QUESTIONS:
(A) List every distinct image file path that appears in the Salesforce flag formula excerpt below.
(B) According to the Salesforce flag formula excerpt below, what statuses can mainstream email verification providers give for each email address?
(C) Continue the Salesforce flag formula excerpt below from its last line.
--- DOCUMENT SECTION Enclosed Below ---
IF( AND(Double_Opted_in__c = TRUE),

IMAGE("/img/samples/flag_green.gif","Green Flag"),

IF(Double_Opted_in__c <> FALSE, pi__pardot_hard_bounced__c <> FALSE, HasOptedOutOfEmail <> FALSE),

IMAGE("/img/samples/flag_yellow.gif","Yellow Flag"),

IMAGE("/img/samples/flag_red.gif", "Red Flag")))

Example 4: Verified Email Address

You may decide to use a 3rd party email verification provider to identify invalid email addresses (old, dummy) and ultimately, keep a clean database. While mainstream providers can give you a status for each email address (valid, invalid, catchall), let’s pretend that you have checked a checkbox for any individual with a valid email address.

Paste the formula into the formula editor:

IF

(Verified_email_address__c = TRUE,

IMAGE("/img/samples/flag_green.gif", "Green Flag"),

IF

(pi__pardot_hard_bounced__c = TRUE,

IMAGE("/img/samples/flag_red.gif","Red Flag"),

IMAGE("/img/samples/flag_orange.gif","Orange Flag")))
--- End of Enclosed DOCUMENT SECTION ---
--- RAW DATA Enclosed Below ---
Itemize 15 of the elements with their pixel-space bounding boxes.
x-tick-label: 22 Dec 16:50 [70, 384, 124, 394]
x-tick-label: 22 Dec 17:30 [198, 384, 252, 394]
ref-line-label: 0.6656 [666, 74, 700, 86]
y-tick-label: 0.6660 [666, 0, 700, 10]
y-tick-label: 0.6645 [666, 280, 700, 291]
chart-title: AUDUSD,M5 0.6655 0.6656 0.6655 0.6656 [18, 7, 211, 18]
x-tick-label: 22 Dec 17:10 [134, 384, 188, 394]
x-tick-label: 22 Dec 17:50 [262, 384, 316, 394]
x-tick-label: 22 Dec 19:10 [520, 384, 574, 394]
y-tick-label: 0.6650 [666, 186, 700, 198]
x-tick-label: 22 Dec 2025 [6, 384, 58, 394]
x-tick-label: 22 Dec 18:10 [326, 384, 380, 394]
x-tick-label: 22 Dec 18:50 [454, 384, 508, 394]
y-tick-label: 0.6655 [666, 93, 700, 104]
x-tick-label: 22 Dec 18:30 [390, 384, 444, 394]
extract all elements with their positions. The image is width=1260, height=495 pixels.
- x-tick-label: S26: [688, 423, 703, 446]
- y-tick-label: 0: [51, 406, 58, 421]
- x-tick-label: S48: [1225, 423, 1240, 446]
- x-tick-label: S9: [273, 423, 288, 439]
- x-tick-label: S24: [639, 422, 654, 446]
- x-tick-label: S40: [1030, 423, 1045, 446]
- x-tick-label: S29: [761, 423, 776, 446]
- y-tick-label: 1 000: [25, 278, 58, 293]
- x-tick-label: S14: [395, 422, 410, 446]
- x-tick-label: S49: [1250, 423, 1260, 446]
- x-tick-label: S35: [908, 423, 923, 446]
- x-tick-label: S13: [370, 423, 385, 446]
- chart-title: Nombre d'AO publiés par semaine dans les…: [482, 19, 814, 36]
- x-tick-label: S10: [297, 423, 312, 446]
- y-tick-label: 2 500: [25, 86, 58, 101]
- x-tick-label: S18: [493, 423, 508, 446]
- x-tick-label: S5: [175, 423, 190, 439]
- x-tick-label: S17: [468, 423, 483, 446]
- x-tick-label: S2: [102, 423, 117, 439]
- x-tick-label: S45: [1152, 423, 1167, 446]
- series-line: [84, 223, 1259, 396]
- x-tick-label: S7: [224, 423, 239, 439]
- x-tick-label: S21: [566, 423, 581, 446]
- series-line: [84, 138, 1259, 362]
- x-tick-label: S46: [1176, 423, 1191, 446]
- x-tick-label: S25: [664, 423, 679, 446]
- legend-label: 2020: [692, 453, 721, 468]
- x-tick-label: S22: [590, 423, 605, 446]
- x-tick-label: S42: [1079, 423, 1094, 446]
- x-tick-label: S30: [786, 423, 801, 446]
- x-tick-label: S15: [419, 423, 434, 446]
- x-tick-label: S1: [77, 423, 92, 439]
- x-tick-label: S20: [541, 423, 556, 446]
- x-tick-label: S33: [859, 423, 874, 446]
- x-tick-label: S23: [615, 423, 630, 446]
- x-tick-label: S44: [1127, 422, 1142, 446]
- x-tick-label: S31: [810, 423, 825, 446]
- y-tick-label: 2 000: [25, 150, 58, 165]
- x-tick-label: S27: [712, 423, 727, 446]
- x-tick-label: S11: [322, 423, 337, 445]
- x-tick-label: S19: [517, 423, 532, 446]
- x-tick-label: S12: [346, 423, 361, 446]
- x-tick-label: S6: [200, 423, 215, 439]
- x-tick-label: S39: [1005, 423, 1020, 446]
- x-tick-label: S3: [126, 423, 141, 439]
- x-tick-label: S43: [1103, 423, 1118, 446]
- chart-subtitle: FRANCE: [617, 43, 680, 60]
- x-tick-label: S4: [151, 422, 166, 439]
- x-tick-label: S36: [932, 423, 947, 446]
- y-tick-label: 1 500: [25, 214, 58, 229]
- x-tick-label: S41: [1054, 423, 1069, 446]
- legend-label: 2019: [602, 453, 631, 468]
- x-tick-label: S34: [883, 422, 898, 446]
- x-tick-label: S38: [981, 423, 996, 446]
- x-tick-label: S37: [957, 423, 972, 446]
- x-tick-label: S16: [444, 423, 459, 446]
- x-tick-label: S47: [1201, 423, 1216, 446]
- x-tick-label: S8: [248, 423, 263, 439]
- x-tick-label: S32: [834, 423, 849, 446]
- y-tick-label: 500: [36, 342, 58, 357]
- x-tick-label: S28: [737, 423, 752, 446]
--- End of Enclosed RAW DATA ---
ANSWER LIST:
(A)
/img/samples/flag_green.gif
/img/samples/flag_yellow.gif
/img/samples/flag_red.gif
/img/samples/flag_orange.gif

(B) Valid, invalid, and catchall.

(C)
Implementation Tips

Visible and Position on Page

When you manage fields in Salesforce, you have the option to control whether a field can be seen (visibility) by user profile – in fact, when you went through the setup steps, you would have come across field-level security, so check they relevant teams (not just marketing!) can see the field.

Adding it to the page layout is essential, but consider moving it to a more prominent position on the page so that users can’t miss it. Take advantage of the Highlights Panel, which holds the fields you deem most important.

Editable

Formula fields are not editable, which makes sense because their values are determined by the formula, not by a user. Other fields, notably checkbox fields, are editable for users.

Bringing the topic of communication preferences to the forefront and bolstering internal processes can breed ‘dirty’ tactics and corner-cutting; a user may be frustrated that they cannot contact a customer or prospect, and so change the preferences checkboxes in an attempt to turn the mailability flag green.

Revise who has editing rights on preference fields such as ‘do not email’, ‘Email opt-out’, etc.

Testing

Test each combination of fields and which colour flag should appear. It’s easy to get tripped up, so I find mapping each field and True/False combinations in a spreadsheet to ensure I systematically cover all scenarios.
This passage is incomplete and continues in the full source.